Direction - Transcribe each line of the records below exactly, excluding any embedded images.

Stored data -
____________________

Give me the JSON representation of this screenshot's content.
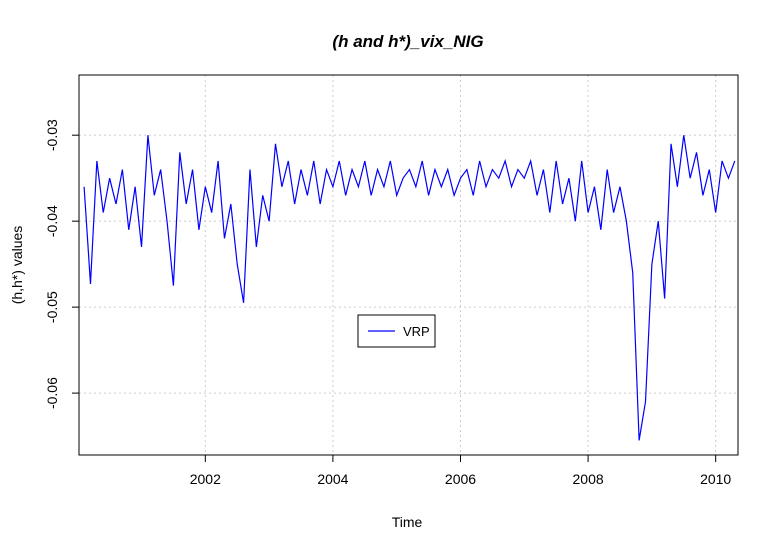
{
  "chart_data": {
    "type": "line",
    "title": "(h and h*)_vix_NIG",
    "x_label": "Time",
    "y_label": "(h,h*) values",
    "x": [
      2000.1,
      2000.2,
      2000.3,
      2000.4,
      2000.5,
      2000.6,
      2000.7,
      2000.8,
      2000.9,
      2001.0,
      2001.1,
      2001.2,
      2001.3,
      2001.4,
      2001.5,
      2001.6,
      2001.7,
      2001.8,
      2001.9,
      2002.0,
      2002.1,
      2002.2,
      2002.3,
      2002.4,
      2002.5,
      2002.6,
      2002.7,
      2002.8,
      2002.9,
      2003.0,
      2003.1,
      2003.2,
      2003.3,
      2003.4,
      2003.5,
      2003.6,
      2003.7,
      2003.8,
      2003.9,
      2004.0,
      2004.1,
      2004.2,
      2004.3,
      2004.4,
      2004.5,
      2004.6,
      2004.7,
      2004.8,
      2004.9,
      2005.0,
      2005.1,
      2005.2,
      2005.3,
      2005.4,
      2005.5,
      2005.6,
      2005.7,
      2005.8,
      2005.9,
      2006.0,
      2006.1,
      2006.2,
      2006.3,
      2006.4,
      2006.5,
      2006.6,
      2006.7,
      2006.8,
      2006.9,
      2007.0,
      2007.1,
      2007.2,
      2007.3,
      2007.4,
      2007.5,
      2007.6,
      2007.7,
      2007.8,
      2007.9,
      2008.0,
      2008.1,
      2008.2,
      2008.3,
      2008.4,
      2008.5,
      2008.6,
      2008.7,
      2008.8,
      2008.9,
      2009.0,
      2009.1,
      2009.2,
      2009.3,
      2009.4,
      2009.5,
      2009.6,
      2009.7,
      2009.8,
      2009.9,
      2010.0,
      2010.1,
      2010.2,
      2010.3
    ],
    "series": [
      {
        "name": "VRP",
        "color": "#0000ff",
        "values": [
          -0.036,
          -0.0473,
          -0.033,
          -0.039,
          -0.035,
          -0.038,
          -0.034,
          -0.041,
          -0.036,
          -0.043,
          -0.03,
          -0.037,
          -0.034,
          -0.04,
          -0.0475,
          -0.032,
          -0.038,
          -0.034,
          -0.041,
          -0.036,
          -0.039,
          -0.033,
          -0.042,
          -0.038,
          -0.045,
          -0.0495,
          -0.034,
          -0.043,
          -0.037,
          -0.04,
          -0.031,
          -0.036,
          -0.033,
          -0.038,
          -0.034,
          -0.037,
          -0.033,
          -0.038,
          -0.034,
          -0.036,
          -0.033,
          -0.037,
          -0.034,
          -0.036,
          -0.033,
          -0.037,
          -0.034,
          -0.036,
          -0.033,
          -0.037,
          -0.035,
          -0.034,
          -0.036,
          -0.033,
          -0.037,
          -0.034,
          -0.036,
          -0.034,
          -0.037,
          -0.035,
          -0.034,
          -0.037,
          -0.033,
          -0.036,
          -0.034,
          -0.035,
          -0.033,
          -0.036,
          -0.034,
          -0.035,
          -0.033,
          -0.037,
          -0.034,
          -0.039,
          -0.033,
          -0.038,
          -0.035,
          -0.04,
          -0.033,
          -0.039,
          -0.036,
          -0.041,
          -0.034,
          -0.039,
          -0.036,
          -0.04,
          -0.046,
          -0.0655,
          -0.061,
          -0.045,
          -0.04,
          -0.049,
          -0.031,
          -0.036,
          -0.03,
          -0.035,
          -0.032,
          -0.037,
          -0.034,
          -0.039,
          -0.033,
          -0.035,
          -0.033
        ]
      }
    ],
    "xlim": [
      2000.02,
      2010.35
    ],
    "ylim": [
      -0.0672,
      -0.023
    ],
    "xticks": [
      2002,
      2004,
      2006,
      2008,
      2010
    ],
    "yticks": [
      -0.03,
      -0.04,
      -0.05,
      -0.06
    ],
    "grid": true,
    "legend_position": "center"
  }
}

____________________

The reply -
Give me the JSON representation of this screenshot's content.
{
  "chart_data": {
    "type": "line",
    "title": "(h and h*)_vix_NIG",
    "x_label": "Time",
    "y_label": "(h,h*) values",
    "x": [
      2000.1,
      2000.2,
      2000.3,
      2000.4,
      2000.5,
      2000.6,
      2000.7,
      2000.8,
      2000.9,
      2001.0,
      2001.1,
      2001.2,
      2001.3,
      2001.4,
      2001.5,
      2001.6,
      2001.7,
      2001.8,
      2001.9,
      2002.0,
      2002.1,
      2002.2,
      2002.3,
      2002.4,
      2002.5,
      2002.6,
      2002.7,
      2002.8,
      2002.9,
      2003.0,
      2003.1,
      2003.2,
      2003.3,
      2003.4,
      2003.5,
      2003.6,
      2003.7,
      2003.8,
      2003.9,
      2004.0,
      2004.1,
      2004.2,
      2004.3,
      2004.4,
      2004.5,
      2004.6,
      2004.7,
      2004.8,
      2004.9,
      2005.0,
      2005.1,
      2005.2,
      2005.3,
      2005.4,
      2005.5,
      2005.6,
      2005.7,
      2005.8,
      2005.9,
      2006.0,
      2006.1,
      2006.2,
      2006.3,
      2006.4,
      2006.5,
      2006.6,
      2006.7,
      2006.8,
      2006.9,
      2007.0,
      2007.1,
      2007.2,
      2007.3,
      2007.4,
      2007.5,
      2007.6,
      2007.7,
      2007.8,
      2007.9,
      2008.0,
      2008.1,
      2008.2,
      2008.3,
      2008.4,
      2008.5,
      2008.6,
      2008.7,
      2008.8,
      2008.9,
      2009.0,
      2009.1,
      2009.2,
      2009.3,
      2009.4,
      2009.5,
      2009.6,
      2009.7,
      2009.8,
      2009.9,
      2010.0,
      2010.1,
      2010.2,
      2010.3
    ],
    "series": [
      {
        "name": "VRP",
        "color": "#0000ff",
        "values": [
          -0.036,
          -0.0473,
          -0.033,
          -0.039,
          -0.035,
          -0.038,
          -0.034,
          -0.041,
          -0.036,
          -0.043,
          -0.03,
          -0.037,
          -0.034,
          -0.04,
          -0.0475,
          -0.032,
          -0.038,
          -0.034,
          -0.041,
          -0.036,
          -0.039,
          -0.033,
          -0.042,
          -0.038,
          -0.045,
          -0.0495,
          -0.034,
          -0.043,
          -0.037,
          -0.04,
          -0.031,
          -0.036,
          -0.033,
          -0.038,
          -0.034,
          -0.037,
          -0.033,
          -0.038,
          -0.034,
          -0.036,
          -0.033,
          -0.037,
          -0.034,
          -0.036,
          -0.033,
          -0.037,
          -0.034,
          -0.036,
          -0.033,
          -0.037,
          -0.035,
          -0.034,
          -0.036,
          -0.033,
          -0.037,
          -0.034,
          -0.036,
          -0.034,
          -0.037,
          -0.035,
          -0.034,
          -0.037,
          -0.033,
          -0.036,
          -0.034,
          -0.035,
          -0.033,
          -0.036,
          -0.034,
          -0.035,
          -0.033,
          -0.037,
          -0.034,
          -0.039,
          -0.033,
          -0.038,
          -0.035,
          -0.04,
          -0.033,
          -0.039,
          -0.036,
          -0.041,
          -0.034,
          -0.039,
          -0.036,
          -0.04,
          -0.046,
          -0.0655,
          -0.061,
          -0.045,
          -0.04,
          -0.049,
          -0.031,
          -0.036,
          -0.03,
          -0.035,
          -0.032,
          -0.037,
          -0.034,
          -0.039,
          -0.033,
          -0.035,
          -0.033
        ]
      }
    ],
    "xlim": [
      2000.02,
      2010.35
    ],
    "ylim": [
      -0.0672,
      -0.023
    ],
    "xticks": [
      2002,
      2004,
      2006,
      2008,
      2010
    ],
    "yticks": [
      -0.03,
      -0.04,
      -0.05,
      -0.06
    ],
    "grid": true,
    "legend_position": "center"
  }
}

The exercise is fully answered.